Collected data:
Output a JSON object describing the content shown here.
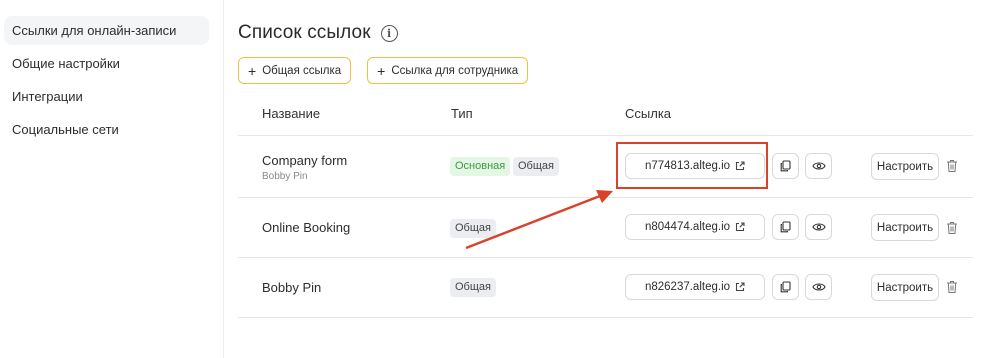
{
  "sidebar": {
    "items": [
      {
        "label": "Ссылки для онлайн-записи",
        "active": true
      },
      {
        "label": "Общие настройки"
      },
      {
        "label": "Интеграции"
      },
      {
        "label": "Социальные сети"
      }
    ]
  },
  "header": {
    "title": "Список ссылок",
    "info_icon": "i"
  },
  "actions": {
    "add_common": "Общая ссылка",
    "add_employee": "Ссылка для сотрудника",
    "plus_icon": "+"
  },
  "table": {
    "columns": [
      "Название",
      "Тип",
      "Ссылка"
    ],
    "rows": [
      {
        "name": "Company form",
        "subname": "Bobby Pin",
        "badges": [
          "Основная",
          "Общая"
        ],
        "link": "n774813.alteg.io",
        "setup": "Настроить"
      },
      {
        "name": "Online Booking",
        "badges": [
          "Общая"
        ],
        "link": "n804474.alteg.io",
        "setup": "Настроить"
      },
      {
        "name": "Bobby Pin",
        "badges": [
          "Общая"
        ],
        "link": "n826237.alteg.io",
        "setup": "Настроить"
      }
    ]
  },
  "colors": {
    "accent_border": "#f0c23b",
    "annotation_red": "#d9432a",
    "badge_main_bg": "#e4f6e4",
    "badge_main_text": "#3d9a47",
    "badge_common_bg": "#ebedf0"
  },
  "icons": {
    "external_link": "external-link-icon",
    "copy": "copy-icon",
    "eye": "eye-icon",
    "trash": "trash-icon",
    "info": "info-icon"
  }
}
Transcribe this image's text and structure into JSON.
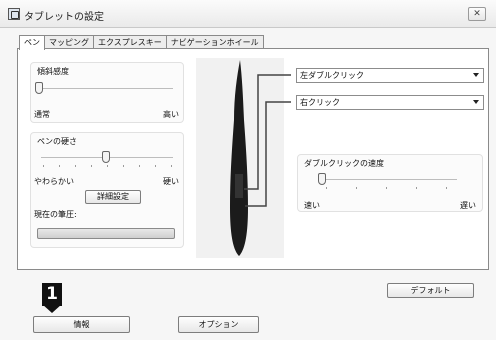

Problem to work on:
Identify every line above that includes the word "JSON", and show those lines.

Answer to this task:
Output a JSON object describing the content shown here.
Transcribe this image's text and structure into JSON.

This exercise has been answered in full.